Reproduce each line bearing the word "cube".

━━━━━ SUPPLIED ENTRIES

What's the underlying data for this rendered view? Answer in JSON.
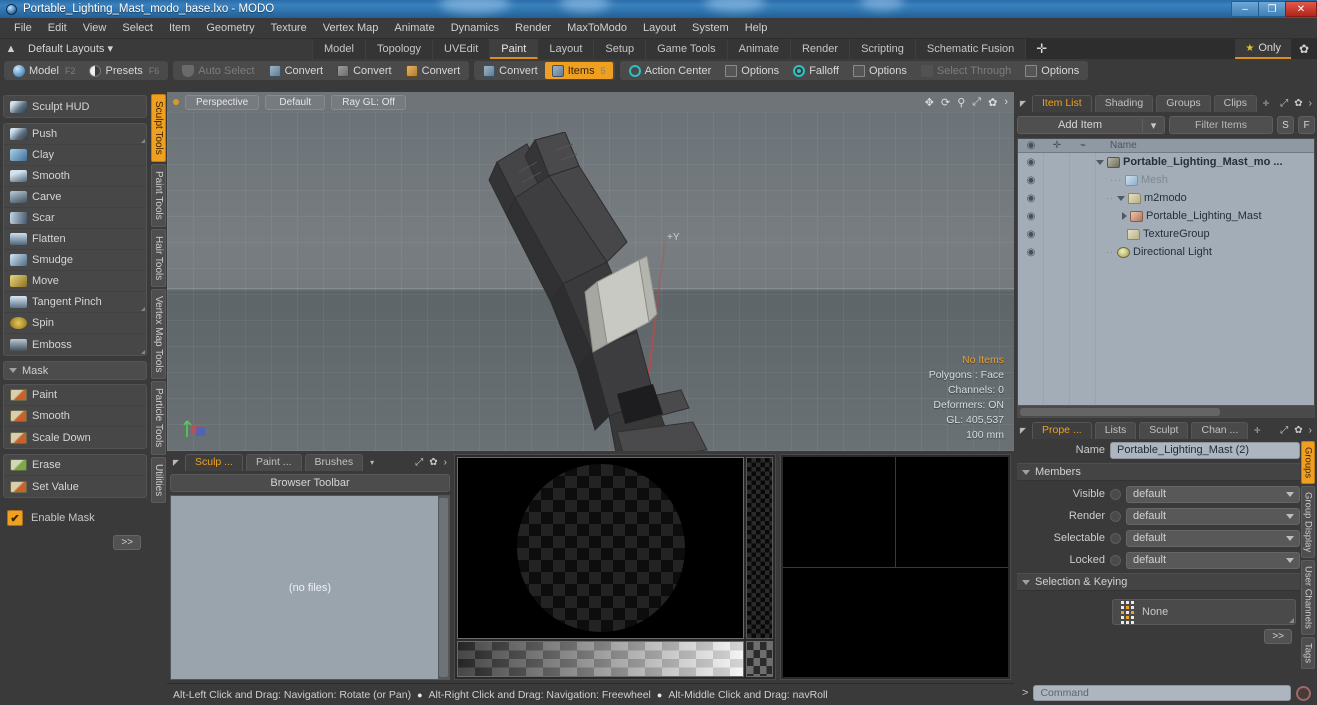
{
  "window": {
    "title": "Portable_Lighting_Mast_modo_base.lxo - MODO",
    "minimize": "–",
    "maximize": "❐",
    "close": "✕"
  },
  "menubar": {
    "items": [
      "File",
      "Edit",
      "View",
      "Select",
      "Item",
      "Geometry",
      "Texture",
      "Vertex Map",
      "Animate",
      "Dynamics",
      "Render",
      "MaxToModo",
      "Layout",
      "System",
      "Help"
    ]
  },
  "layoutbar": {
    "home_icon": "▲",
    "layouts_label": "Default Layouts ▾",
    "tabs": [
      "Model",
      "Topology",
      "UVEdit",
      "Paint",
      "Layout",
      "Setup",
      "Game Tools",
      "Animate",
      "Render",
      "Scripting",
      "Schematic Fusion"
    ],
    "active_tab": "Paint",
    "plus": "✛",
    "only_label": "Only",
    "star_glyph": "★",
    "gear_glyph": "✿"
  },
  "modebar": {
    "group1": [
      {
        "label": "Model",
        "key": "F2",
        "icon": "sphere-icon",
        "state": "normal"
      },
      {
        "label": "Presets",
        "key": "F6",
        "icon": "half-sphere-icon",
        "state": "normal"
      }
    ],
    "group2": [
      {
        "label": "Auto Select",
        "icon": "shield-icon",
        "state": "dim"
      },
      {
        "label": "Convert",
        "icon": "cube-blue-icon",
        "state": "normal"
      },
      {
        "label": "Convert",
        "icon": "cube-yellow-icon",
        "state": "normal"
      },
      {
        "label": "Convert",
        "icon": "cube-orange-icon",
        "state": "normal"
      }
    ],
    "group3": [
      {
        "label": "Convert",
        "icon": "cube-blue-icon",
        "state": "normal"
      },
      {
        "label": "Items",
        "key": "5",
        "icon": "cube-gray-icon",
        "state": "selected"
      }
    ],
    "group4": [
      {
        "label": "Action Center",
        "icon": "target-icon",
        "state": "normal"
      },
      {
        "label": "Options",
        "icon": "checkbox-icon",
        "state": "normal"
      },
      {
        "label": "Falloff",
        "icon": "falloff-icon",
        "state": "normal"
      },
      {
        "label": "Options",
        "icon": "checkbox-icon",
        "state": "normal"
      },
      {
        "label": "Select Through",
        "icon": "select-through-icon",
        "state": "dim"
      },
      {
        "label": "Options",
        "icon": "checkbox-icon",
        "state": "normal"
      }
    ]
  },
  "left_panel": {
    "hud_label": "Sculpt HUD",
    "hud_icon": "hud-icon",
    "brushes": [
      {
        "label": "Push",
        "icon": "brush-push-icon",
        "corner": true
      },
      {
        "label": "Clay",
        "icon": "brush-clay-icon",
        "corner": false
      },
      {
        "label": "Smooth",
        "icon": "brush-smooth-icon",
        "corner": false
      },
      {
        "label": "Carve",
        "icon": "brush-carve-icon",
        "corner": false
      },
      {
        "label": "Scar",
        "icon": "brush-scar-icon",
        "corner": false
      },
      {
        "label": "Flatten",
        "icon": "brush-flatten-icon",
        "corner": false
      },
      {
        "label": "Smudge",
        "icon": "brush-smudge-icon",
        "corner": false
      },
      {
        "label": "Move",
        "icon": "brush-move-icon",
        "corner": false
      },
      {
        "label": "Tangent Pinch",
        "icon": "brush-tangent-pinch-icon",
        "corner": true
      },
      {
        "label": "Spin",
        "icon": "brush-spin-icon",
        "corner": false
      },
      {
        "label": "Emboss",
        "icon": "brush-emboss-icon",
        "corner": true
      }
    ],
    "mask_header": "Mask",
    "mask_items": [
      {
        "label": "Paint",
        "icon": "mask-paint-icon"
      },
      {
        "label": "Smooth",
        "icon": "mask-smooth-icon"
      },
      {
        "label": "Scale Down",
        "icon": "mask-scale-down-icon"
      }
    ],
    "mask_items2": [
      {
        "label": "Erase",
        "icon": "mask-erase-icon"
      },
      {
        "label": "Set Value",
        "icon": "mask-set-value-icon"
      }
    ],
    "enable_mask_label": "Enable Mask",
    "enable_mask_checked": true,
    "more_label": ">>"
  },
  "left_vtabs": {
    "items": [
      "Sculpt Tools",
      "Paint Tools",
      "Hair Tools",
      "Vertex Map Tools",
      "Particle Tools",
      "Utilities"
    ],
    "active": "Sculpt Tools"
  },
  "viewport": {
    "buttons": [
      "Perspective",
      "Default",
      "Ray GL: Off"
    ],
    "icons": [
      "move-icon",
      "rotate-icon",
      "zoom-icon",
      "fit-icon",
      "gear-icon",
      "chevron-right-icon"
    ],
    "axis_label": "+Y",
    "stats": {
      "selection": "No Items",
      "polygons": "Polygons : Face",
      "channels": "Channels: 0",
      "deformers": "Deformers: ON",
      "gl": "GL: 405,537",
      "scale": "100 mm"
    }
  },
  "browser_panel": {
    "tabs": [
      "Sculp ...",
      "Paint ...",
      "Brushes"
    ],
    "active_tab": "Sculp ...",
    "dropdown_glyph": "▾",
    "toolbar_label": "Browser Toolbar",
    "empty_label": "(no files)"
  },
  "statusbar": {
    "hints": [
      "Alt-Left Click and Drag: Navigation: Rotate (or Pan)",
      "Alt-Right Click and Drag: Navigation: Freewheel",
      "Alt-Middle Click and Drag: navRoll"
    ],
    "bullet": "●"
  },
  "item_list": {
    "tabs": [
      "Item List",
      "Shading",
      "Groups",
      "Clips"
    ],
    "active_tab": "Item List",
    "plus": "✛",
    "add_item_label": "Add Item",
    "filter_placeholder": "Filter Items",
    "btn_s": "S",
    "btn_f": "F",
    "columns": {
      "eye": "eye-icon",
      "lock": "add-icon",
      "shape": "deformer-icon",
      "name": "Name"
    },
    "rows": [
      {
        "name": "Portable_Lighting_Mast_mo ...",
        "indent": 0,
        "icon": "scene-icon",
        "toggle": "down",
        "bold": true,
        "gray": false
      },
      {
        "name": "Mesh",
        "indent": 1,
        "icon": "mesh-icon",
        "toggle": "dots",
        "bold": false,
        "gray": true
      },
      {
        "name": "m2modo",
        "indent": 1,
        "icon": "folder-icon",
        "toggle": "down",
        "bold": false,
        "gray": false
      },
      {
        "name": "Portable_Lighting_Mast",
        "indent": 2,
        "icon": "locator-icon",
        "toggle": "right",
        "bold": false,
        "gray": false
      },
      {
        "name": "TextureGroup",
        "indent": 2,
        "icon": "folder-icon",
        "toggle": "none",
        "bold": false,
        "gray": false
      },
      {
        "name": "Directional Light",
        "indent": 1,
        "icon": "light-icon",
        "toggle": "dots",
        "bold": false,
        "gray": false
      }
    ],
    "eye_glyph": "◉"
  },
  "properties": {
    "tabs": [
      "Prope ...",
      "Lists",
      "Sculpt",
      "Chan ..."
    ],
    "active_tab": "Prope ...",
    "plus": "✛",
    "name_label": "Name",
    "name_value": "Portable_Lighting_Mast (2)",
    "members_section": "Members",
    "fields": [
      {
        "label": "Visible",
        "value": "default"
      },
      {
        "label": "Render",
        "value": "default"
      },
      {
        "label": "Selectable",
        "value": "default"
      },
      {
        "label": "Locked",
        "value": "default"
      }
    ],
    "selection_section": "Selection & Keying",
    "selection_value": "None",
    "more_label": ">>"
  },
  "right_vtabs": {
    "items": [
      "Groups",
      "Group Display",
      "User Channels",
      "Tags"
    ],
    "active": "Groups"
  },
  "command_bar": {
    "prompt": ">",
    "placeholder": "Command"
  },
  "colors": {
    "accent": "#f0a020",
    "panel": "#3a3a3a",
    "list_bg": "#a3adb8",
    "title_blue": "#2f74ae"
  }
}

━━━━━━━━━━

* _CORRECT RESULT_
        "icon": "cube-blue-icon",
        "icon": "cube-yellow-icon",
        "icon": "cube-orange-icon",
        "icon": "cube-blue-icon",
        "icon": "cube-gray-icon",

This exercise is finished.